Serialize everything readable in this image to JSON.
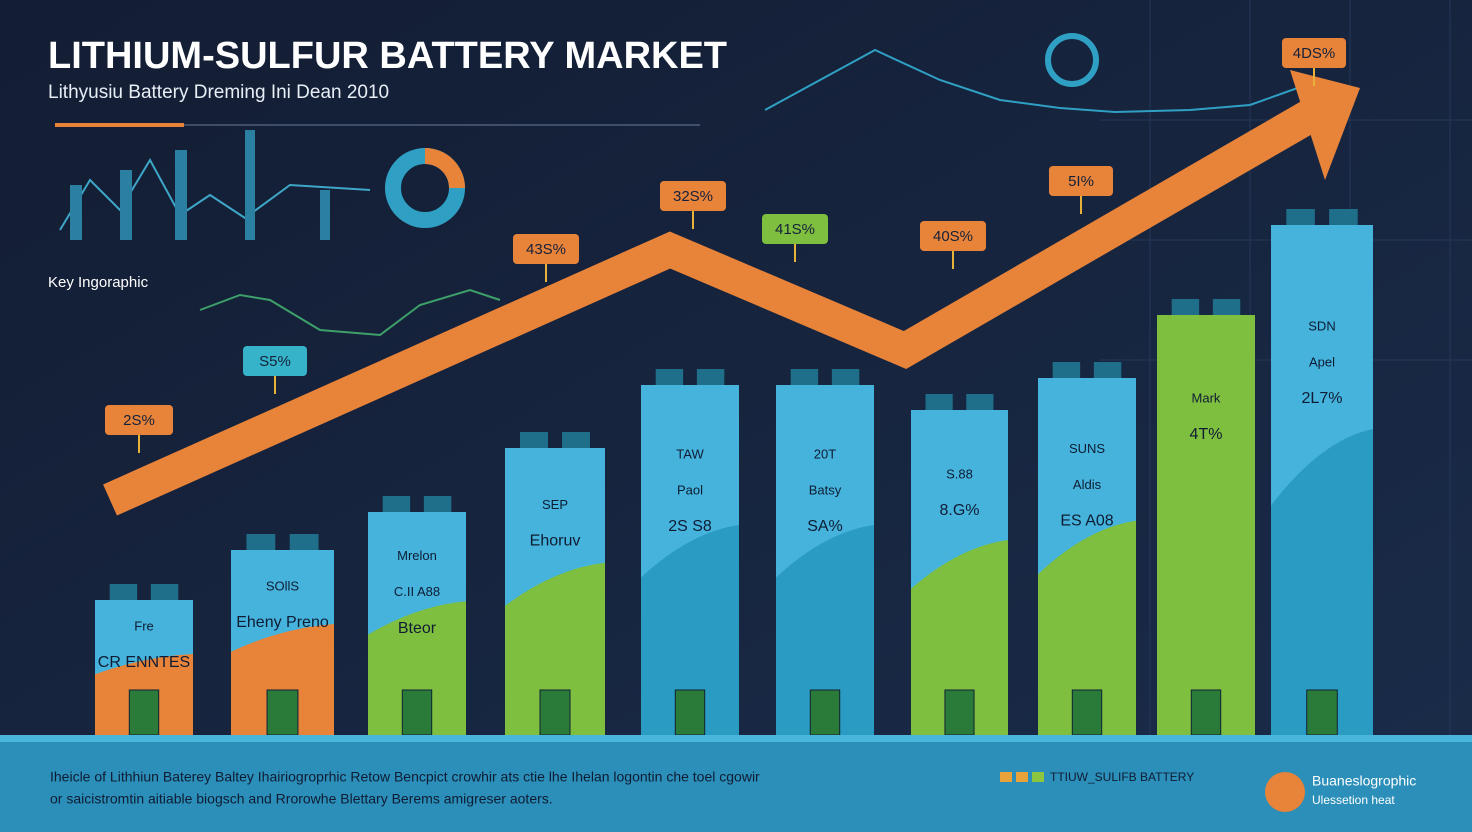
{
  "header": {
    "title": "LITHIUM-SULFUR BATTERY MARKET",
    "subtitle": "Lithyusiu Battery Dreming Ini Dean 2010"
  },
  "key_label": "Key Ingoraphic",
  "callouts": [
    {
      "text": "2S%",
      "kind": "orange"
    },
    {
      "text": "S5%",
      "kind": "teal"
    },
    {
      "text": "43S%",
      "kind": "orange"
    },
    {
      "text": "32S%",
      "kind": "orange"
    },
    {
      "text": "41S%",
      "kind": "green"
    },
    {
      "text": "40S%",
      "kind": "orange"
    },
    {
      "text": "5I%",
      "kind": "orange"
    },
    {
      "text": "4DS%",
      "kind": "orange"
    }
  ],
  "bars": [
    {
      "lines": [
        "Fre",
        "CR ENNTES"
      ]
    },
    {
      "lines": [
        "SOllS",
        "Eheny Preno"
      ]
    },
    {
      "lines": [
        "Mrelon",
        "C.II A88",
        "Bteor"
      ]
    },
    {
      "lines": [
        "SEP",
        "Ehoruv"
      ]
    },
    {
      "lines": [
        "TAW",
        "Paol",
        "2S S8"
      ]
    },
    {
      "lines": [
        "20T",
        "Batsy",
        "SA%"
      ]
    },
    {
      "lines": [
        "S.88",
        "8.G%"
      ]
    },
    {
      "lines": [
        "SUNS",
        "Aldis",
        "ES A08"
      ]
    },
    {
      "lines": [
        "Mark",
        "4T%"
      ]
    },
    {
      "lines": [
        "SDN",
        "Apel",
        "2L7%"
      ]
    }
  ],
  "footer": {
    "lines": [
      "Iheicle of Lithhiun Baterey Baltey Ihairiogroprhic Retow Bencpict crowhir ats ctie lhe Ihelan logontin che toel cgowir",
      "or saicistromtin aitiable biogsch and Rrorowhe Blettary Berems amigreser aoters."
    ],
    "legend": "TTIUW_SULIFB BATTERY",
    "brand": [
      "Buaneslogrophic",
      "Ulessetion heat"
    ]
  }
}
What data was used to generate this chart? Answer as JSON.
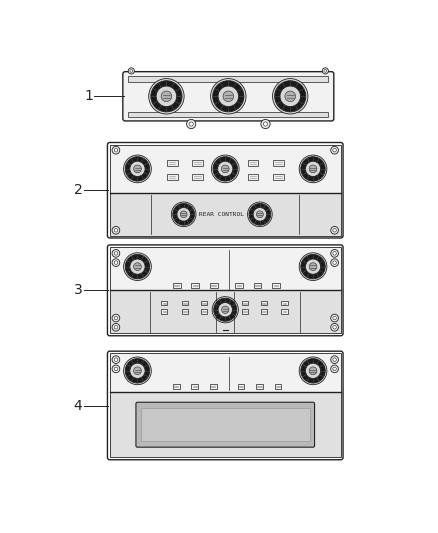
{
  "background_color": "#ffffff",
  "line_color": "#222222",
  "labels": [
    "1",
    "2",
    "3",
    "4"
  ],
  "rear_control_text": "REAR CONTROL",
  "panel_light": "#f2f2f2",
  "panel_mid": "#e0e0e0",
  "panel_dark": "#c8c8c8",
  "knob_outer": "#d5d5d5",
  "knob_ring": "#888888",
  "knob_black": "#1a1a1a",
  "knob_inner_light": "#aaaaaa",
  "tab_fill": "#e8e8e8"
}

__________________________________________________

- _Your goal_: Within the material above, find the lines that contain the word "JSON"; copy them.

- _Result of the task_:
Serialize everything readable in this image to JSON.
What data was used to generate this chart? Answer as JSON.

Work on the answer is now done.